- [Given request] Copy out verbatim the part of the material that opens with the line containing "longitude-tick-label: 180: [46, 186, 65, 196]" and closes with the line containing "colorbar-tick-label: 21: [254, 858, 264, 866]".

- [The data]
• • • •
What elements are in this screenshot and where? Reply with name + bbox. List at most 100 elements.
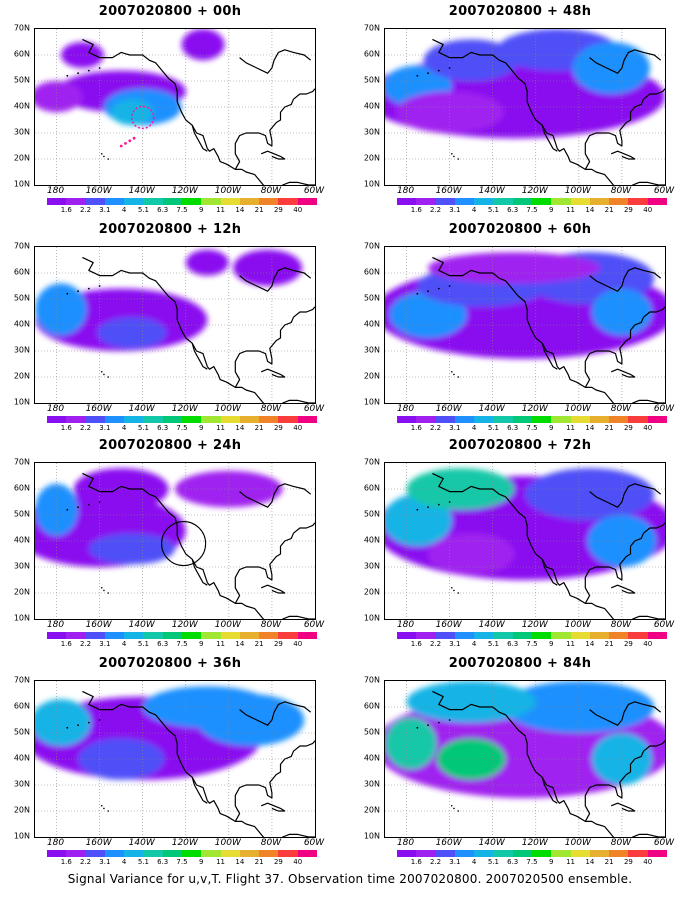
longitude-tick-label: 180: [46, 186, 65, 196]
colorbar-swatch: [628, 632, 648, 639]
longitude-tick-label: 80W: [260, 838, 282, 848]
latitude-tick-label: 10N: [363, 179, 380, 189]
variance-contour: [406, 681, 536, 723]
map-svg: [35, 681, 315, 837]
latitude-tick-label: 10N: [13, 831, 30, 841]
longitude-tick-label: 180: [46, 404, 65, 414]
colorbar-tick-label: 14: [585, 640, 595, 648]
latitude-tick-label: 60N: [363, 483, 380, 493]
colorbar-legend: 1.6 2.2 3.1 4 5.1 6.3 7.5 9 11 14 21 29 40: [47, 850, 317, 868]
colorbar-swatch: [493, 416, 513, 423]
colorbar-tick-label: 21: [254, 858, 264, 866]
latitude-axis: 70N 60N 50N 40N 30N 20N 10N: [350, 458, 382, 623]
colorbar-swatch: [181, 416, 202, 423]
colorbar-tick-label: 3.1: [99, 858, 111, 866]
colorbar-swatch: [570, 850, 590, 857]
colorbar-swatch: [124, 416, 144, 423]
colorbar-tick-label: 3.1: [449, 640, 461, 648]
colorbar-tick-label: 5.1: [487, 206, 499, 214]
graticule: [385, 681, 665, 837]
colorbar-tick-label: 4: [471, 858, 477, 866]
longitude-tick-label: 80W: [610, 404, 632, 414]
colorbar-swatch: [628, 416, 648, 423]
map-svg: [385, 463, 665, 619]
longitude-tick-label: 120W: [171, 404, 198, 414]
observation-point: [128, 139, 132, 143]
latitude-tick-label: 30N: [363, 561, 380, 571]
colorbar-tick-label: 14: [585, 206, 595, 214]
colorbar-swatches: [47, 416, 317, 423]
colorbar-swatch: [531, 416, 552, 423]
colorbar-tick-label: 5.1: [137, 858, 149, 866]
latitude-tick-label: 60N: [363, 701, 380, 711]
colorbar-tick-label: 2.2: [429, 640, 442, 648]
longitude-tick-label: 100W: [564, 620, 591, 630]
map-plot: [384, 28, 666, 186]
colorbar-tick-label: 14: [585, 858, 595, 866]
coastline: [82, 690, 315, 837]
island-marker: [107, 376, 110, 378]
latitude-tick-label: 20N: [363, 371, 380, 381]
variance-field: [385, 681, 665, 798]
colorbar-swatch: [201, 632, 221, 639]
coastline: [191, 559, 208, 586]
longitude-tick-label: 160W: [85, 620, 112, 630]
colorbar-swatch: [259, 198, 279, 205]
coastline: [432, 472, 665, 619]
island-marker: [103, 807, 105, 810]
longitude-tick-label: 120W: [521, 186, 548, 196]
longitude-tick-label: 80W: [260, 404, 282, 414]
longitude-tick-label: 100W: [214, 186, 241, 196]
colorbar-tick-label: 40: [293, 424, 303, 432]
longitude-tick-label: 160W: [435, 838, 462, 848]
variance-contour: [73, 468, 169, 510]
colorbar-tick-label: 9: [199, 424, 204, 432]
colorbar-swatch: [531, 850, 552, 857]
colorbar-tick-label: 29: [623, 640, 633, 648]
colorbar-tick-label: 6.3: [157, 640, 169, 648]
panel-title: 2007020800 + 84h: [448, 656, 592, 671]
colorbar-swatch: [589, 198, 610, 205]
coastline: [584, 88, 665, 170]
variance-field: [385, 252, 665, 359]
colorbar-swatch: [66, 850, 86, 857]
longitude-tick-label: 60W: [303, 838, 325, 848]
colorbar-swatch: [66, 416, 86, 423]
colorbar-swatch: [609, 632, 629, 639]
colorbar-swatch: [220, 632, 240, 639]
colorbar-swatch: [416, 632, 436, 639]
forecast-panel-24h: 2007020800 + 24h 70N 60N 50N 40N 30N 20N 10N 1…: [0, 434, 340, 650]
latitude-tick-label: 60N: [13, 267, 30, 277]
colorbar-swatch: [397, 632, 417, 639]
panel-title: 2007020800 + 12h: [98, 222, 242, 237]
island-marker: [448, 285, 451, 287]
colorbar-swatch: [435, 850, 455, 857]
colorbar-swatch: [297, 198, 317, 205]
longitude-tick-label: 80W: [610, 620, 632, 630]
panel-title: 2007020800 + 36h: [98, 656, 242, 671]
longitude-tick-label: 120W: [171, 186, 198, 196]
colorbar-tick-label: 21: [604, 640, 614, 648]
coastline: [584, 522, 665, 604]
colorbar-swatch: [259, 850, 279, 857]
colorbar-swatch: [609, 198, 629, 205]
variance-contour: [395, 91, 504, 133]
latitude-tick-label: 10N: [13, 613, 30, 623]
island-marker: [437, 287, 440, 290]
colorbar-tick-label: 14: [585, 424, 595, 432]
coastlines: [432, 38, 665, 185]
latitude-tick-label: 50N: [13, 293, 30, 303]
latitude-tick-label: 50N: [13, 509, 30, 519]
colorbar-swatch: [85, 198, 105, 205]
colorbar-tick-label: 9: [199, 858, 204, 866]
colorbar-tick-label: 40: [293, 858, 303, 866]
colorbar-tick-label: 5.1: [137, 206, 149, 214]
figure-caption: Signal Variance for u,v,T. Flight 37. Ob…: [67, 872, 633, 886]
colorbar-swatch: [143, 850, 163, 857]
colorbar-tick-label: 4: [121, 858, 127, 866]
graticule: [35, 681, 315, 837]
coastlines: [82, 690, 315, 837]
latitude-tick-label: 50N: [363, 509, 380, 519]
colorbar-swatch: [435, 632, 455, 639]
colorbar-tick-label: 40: [293, 640, 303, 648]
• • • •
- [The answer]
longitude-tick-label: 180: [46, 186, 65, 196]
colorbar-swatch: [628, 632, 648, 639]
longitude-tick-label: 80W: [260, 838, 282, 848]
latitude-tick-label: 10N: [363, 179, 380, 189]
variance-contour: [406, 681, 536, 723]
map-svg: [35, 681, 315, 837]
latitude-tick-label: 10N: [13, 831, 30, 841]
longitude-tick-label: 180: [46, 404, 65, 414]
colorbar-tick-label: 14: [585, 640, 595, 648]
latitude-tick-label: 60N: [363, 483, 380, 493]
colorbar-legend: 1.6 2.2 3.1 4 5.1 6.3 7.5 9 11 14 21 29 40: [47, 850, 317, 868]
colorbar-swatch: [493, 416, 513, 423]
colorbar-tick-label: 21: [254, 858, 264, 866]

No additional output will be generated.